»»

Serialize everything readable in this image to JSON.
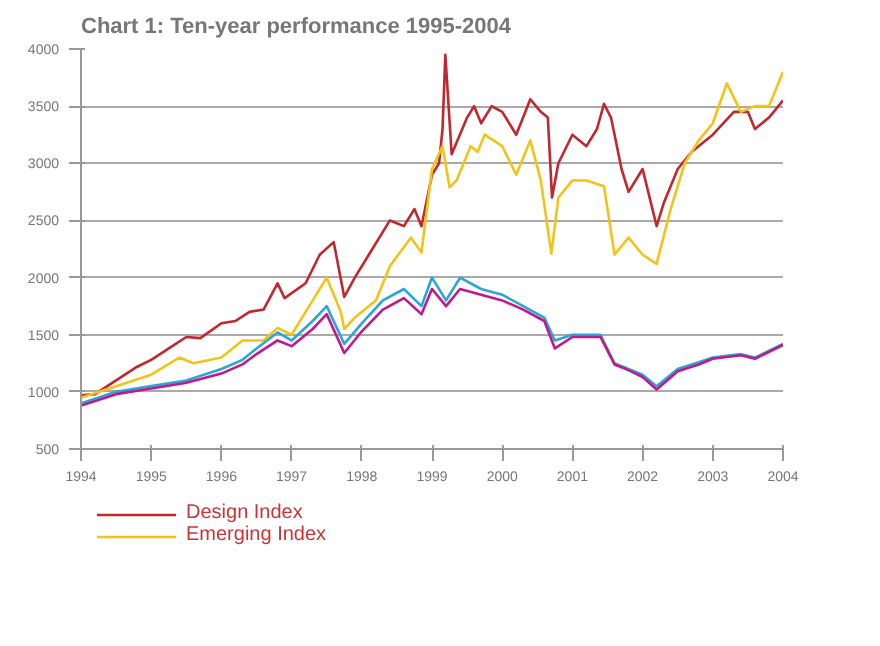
{
  "chart_data": {
    "type": "line",
    "title": "Chart 1: Ten-year performance 1995-2004",
    "xlim": [
      1994,
      2004
    ],
    "xticks": [
      1994,
      1995,
      1996,
      1997,
      1998,
      1999,
      2000,
      2001,
      2002,
      2003,
      2004
    ],
    "ylim": [
      500,
      4000
    ],
    "yticks": [
      500,
      1000,
      1500,
      2000,
      2500,
      3000,
      3500,
      4000
    ],
    "grid": "y",
    "legend": "bottom",
    "series": [
      {
        "name": "Design Index",
        "color": "#c0282d",
        "x": [
          1994.0,
          1994.2,
          1994.5,
          1994.8,
          1995.0,
          1995.3,
          1995.5,
          1995.7,
          1996.0,
          1996.2,
          1996.4,
          1996.6,
          1996.8,
          1996.9,
          1997.2,
          1997.4,
          1997.6,
          1997.75,
          1997.9,
          1998.1,
          1998.4,
          1998.6,
          1998.75,
          1998.85,
          1999.0,
          1999.1,
          1999.15,
          1999.19,
          1999.28,
          1999.5,
          1999.6,
          1999.7,
          1999.85,
          2000.0,
          2000.2,
          2000.4,
          2000.55,
          2000.65,
          2000.71,
          2000.8,
          2001.0,
          2001.2,
          2001.35,
          2001.45,
          2001.55,
          2001.7,
          2001.8,
          2002.0,
          2002.1,
          2002.2,
          2002.3,
          2002.5,
          2002.7,
          2003.0,
          2003.3,
          2003.5,
          2003.6,
          2003.8,
          2004.0
        ],
        "values": [
          970,
          980,
          1100,
          1220,
          1280,
          1400,
          1480,
          1470,
          1600,
          1620,
          1700,
          1720,
          1950,
          1820,
          1950,
          2200,
          2310,
          1830,
          2000,
          2200,
          2500,
          2450,
          2600,
          2450,
          2900,
          3000,
          3300,
          3950,
          3080,
          3400,
          3500,
          3350,
          3500,
          3450,
          3250,
          3560,
          3450,
          3400,
          2700,
          3000,
          3250,
          3150,
          3300,
          3520,
          3400,
          2950,
          2750,
          2950,
          2700,
          2450,
          2650,
          2950,
          3100,
          3250,
          3450,
          3450,
          3300,
          3400,
          3550
        ]
      },
      {
        "name": "Emerging Index",
        "color": "#f2c318",
        "x": [
          1994.0,
          1994.5,
          1995.0,
          1995.4,
          1995.6,
          1996.0,
          1996.3,
          1996.6,
          1996.8,
          1997.0,
          1997.2,
          1997.5,
          1997.7,
          1997.75,
          1997.9,
          1998.2,
          1998.4,
          1998.7,
          1998.85,
          1999.0,
          1999.15,
          1999.25,
          1999.35,
          1999.55,
          1999.65,
          1999.75,
          2000.0,
          2000.2,
          2000.4,
          2000.55,
          2000.7,
          2000.8,
          2001.0,
          2001.2,
          2001.45,
          2001.6,
          2001.8,
          2002.0,
          2002.2,
          2002.4,
          2002.6,
          2002.8,
          2003.0,
          2003.2,
          2003.4,
          2003.6,
          2003.8,
          2004.0
        ],
        "values": [
          950,
          1050,
          1150,
          1300,
          1250,
          1300,
          1450,
          1450,
          1560,
          1500,
          1700,
          2000,
          1700,
          1550,
          1650,
          1800,
          2100,
          2350,
          2220,
          2950,
          3150,
          2790,
          2850,
          3150,
          3100,
          3250,
          3150,
          2900,
          3200,
          2850,
          2210,
          2700,
          2850,
          2850,
          2800,
          2200,
          2350,
          2200,
          2120,
          2600,
          3000,
          3200,
          3350,
          3700,
          3450,
          3500,
          3500,
          3800
        ]
      },
      {
        "color": "#2aa7d6",
        "x": [
          1994.0,
          1994.5,
          1995.0,
          1995.5,
          1996.0,
          1996.3,
          1996.5,
          1996.8,
          1997.0,
          1997.3,
          1997.5,
          1997.75,
          1998.0,
          1998.3,
          1998.6,
          1998.85,
          1999.0,
          1999.2,
          1999.4,
          1999.7,
          2000.0,
          2000.3,
          2000.6,
          2000.75,
          2001.0,
          2001.4,
          2001.6,
          2001.8,
          2002.0,
          2002.2,
          2002.5,
          2002.8,
          2003.0,
          2003.4,
          2003.6,
          2004.0
        ],
        "values": [
          900,
          1000,
          1050,
          1100,
          1200,
          1280,
          1380,
          1520,
          1450,
          1620,
          1750,
          1420,
          1600,
          1800,
          1900,
          1750,
          2000,
          1800,
          2000,
          1900,
          1850,
          1750,
          1650,
          1450,
          1500,
          1500,
          1250,
          1200,
          1150,
          1050,
          1200,
          1260,
          1300,
          1330,
          1300,
          1420
        ]
      },
      {
        "color": "#c2188b",
        "x": [
          1994.0,
          1994.5,
          1995.0,
          1995.5,
          1996.0,
          1996.3,
          1996.5,
          1996.8,
          1997.0,
          1997.3,
          1997.5,
          1997.75,
          1998.0,
          1998.3,
          1998.6,
          1998.85,
          1999.0,
          1999.2,
          1999.4,
          1999.7,
          2000.0,
          2000.3,
          2000.6,
          2000.75,
          2001.0,
          2001.4,
          2001.6,
          2001.8,
          2002.0,
          2002.2,
          2002.5,
          2002.8,
          2003.0,
          2003.4,
          2003.6,
          2004.0
        ],
        "values": [
          880,
          980,
          1030,
          1080,
          1160,
          1240,
          1330,
          1450,
          1400,
          1550,
          1680,
          1340,
          1530,
          1720,
          1820,
          1680,
          1900,
          1750,
          1900,
          1850,
          1800,
          1720,
          1620,
          1380,
          1480,
          1480,
          1240,
          1190,
          1130,
          1020,
          1180,
          1240,
          1290,
          1320,
          1290,
          1410
        ]
      }
    ]
  }
}
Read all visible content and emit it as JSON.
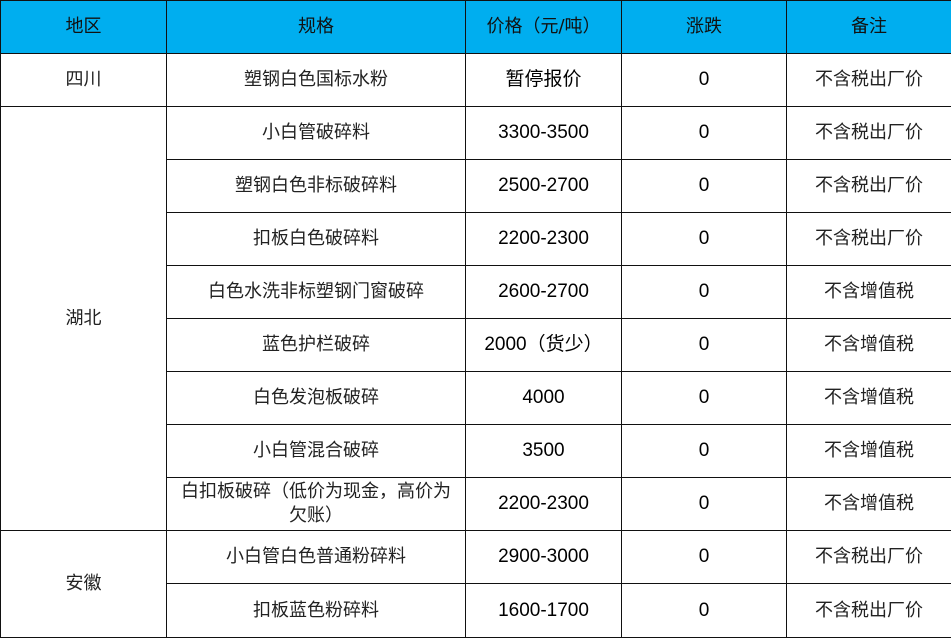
{
  "headers": [
    "地区",
    "规格",
    "价格（元/吨）",
    "涨跌",
    "备注"
  ],
  "colors": {
    "header_bg": "#00AEEF"
  },
  "groups": [
    {
      "region": "四川",
      "rows": [
        {
          "spec": "塑钢白色国标水粉",
          "price": "暂停报价",
          "change": "0",
          "note": "不含税出厂价"
        }
      ]
    },
    {
      "region": "湖北",
      "rows": [
        {
          "spec": "小白管破碎料",
          "price": "3300-3500",
          "change": "0",
          "note": "不含税出厂价"
        },
        {
          "spec": "塑钢白色非标破碎料",
          "price": "2500-2700",
          "change": "0",
          "note": "不含税出厂价"
        },
        {
          "spec": "扣板白色破碎料",
          "price": "2200-2300",
          "change": "0",
          "note": "不含税出厂价"
        },
        {
          "spec": "白色水洗非标塑钢门窗破碎",
          "price": "2600-2700",
          "change": "0",
          "note": "不含增值税"
        },
        {
          "spec": "蓝色护栏破碎",
          "price": "2000（货少）",
          "change": "0",
          "note": "不含增值税"
        },
        {
          "spec": "白色发泡板破碎",
          "price": "4000",
          "change": "0",
          "note": "不含增值税"
        },
        {
          "spec": "小白管混合破碎",
          "price": "3500",
          "change": "0",
          "note": "不含增值税"
        },
        {
          "spec": "白扣板破碎（低价为现金，高价为欠账）",
          "price": "2200-2300",
          "change": "0",
          "note": "不含增值税"
        }
      ]
    },
    {
      "region": "安徽",
      "rows": [
        {
          "spec": "小白管白色普通粉碎料",
          "price": "2900-3000",
          "change": "0",
          "note": "不含税出厂价"
        },
        {
          "spec": "扣板蓝色粉碎料",
          "price": "1600-1700",
          "change": "0",
          "note": "不含税出厂价"
        }
      ]
    }
  ]
}
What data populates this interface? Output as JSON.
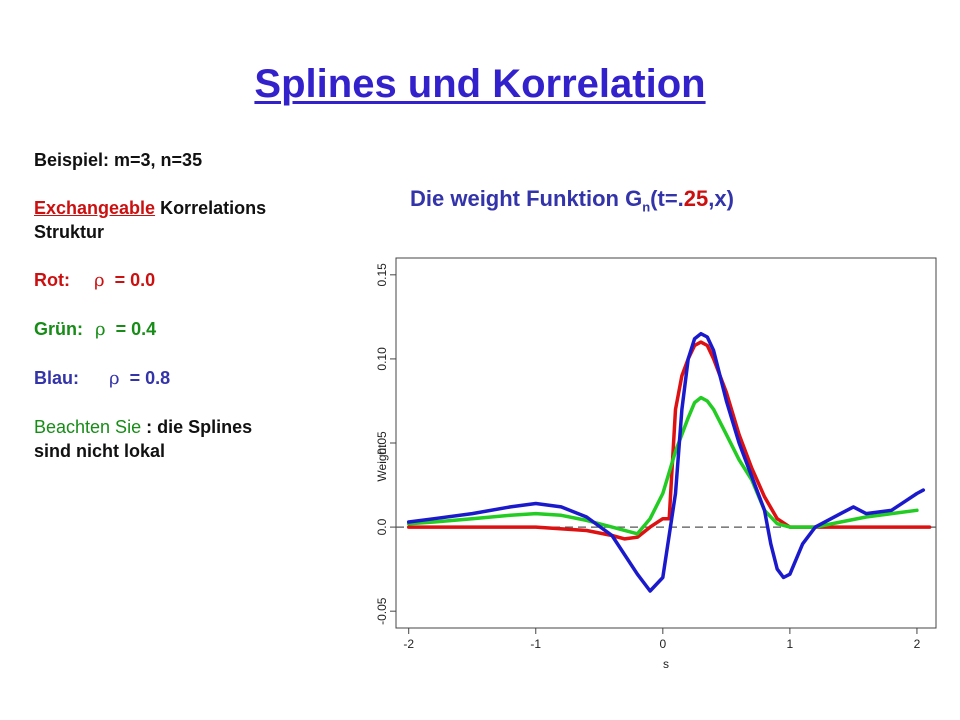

««

> **Exercise directions**:
Copy the final stretch of lines, starting at the one that holds "Read all visible content and emit it as JSON." and ending at the last line of the data, exactly; omit pictures.

> **Expected answer**:
Read all visible content and emit it as JSON.
{
  "headers": [
    "地区",
    "规格",
    "价格（元/吨）",
    "涨跌",
    "备注"
  ],
  "colors": {
    "header_bg": "#00AEEF"
  },
  "groups": [
    {
      "region": "四川",
      "rows": [
        {
          "spec": "塑钢白色国标水粉",
          "price": "暂停报价",
          "change": "0",
          "note": "不含税出厂价"
        }
      ]
    },
    {
      "region": "湖北",
      "rows": [
        {
          "spec": "小白管破碎料",
          "price": "3300-3500",
          "change": "0",
          "note": "不含税出厂价"
        },
        {
          "spec": "塑钢白色非标破碎料",
          "price": "2500-2700",
          "change": "0",
          "note": "不含税出厂价"
        },
        {
          "spec": "扣板白色破碎料",
          "price": "2200-2300",
          "change": "0",
          "note": "不含税出厂价"
        },
        {
          "spec": "白色水洗非标塑钢门窗破碎",
          "price": "2600-2700",
          "change": "0",
          "note": "不含增值税"
        },
        {
          "spec": "蓝色护栏破碎",
          "price": "2000（货少）",
          "change": "0",
          "note": "不含增值税"
        },
        {
          "spec": "白色发泡板破碎",
          "price": "4000",
          "change": "0",
          "note": "不含增值税"
        },
        {
          "spec": "小白管混合破碎",
          "price": "3500",
          "change": "0",
          "note": "不含增值税"
        },
        {
          "spec": "白扣板破碎（低价为现金，高价为欠账）",
          "price": "2200-2300",
          "change": "0",
          "note": "不含增值税"
        }
      ]
    },
    {
      "region": "安徽",
      "rows": [
        {
          "spec": "小白管白色普通粉碎料",
          "price": "2900-3000",
          "change": "0",
          "note": "不含税出厂价"
        },
        {
          "spec": "扣板蓝色粉碎料",
          "price": "1600-1700",
          "change": "0",
          "note": "不含税出厂价"
        }
      ]
    }
  ]
}
What data populates this interface? Output as JSON.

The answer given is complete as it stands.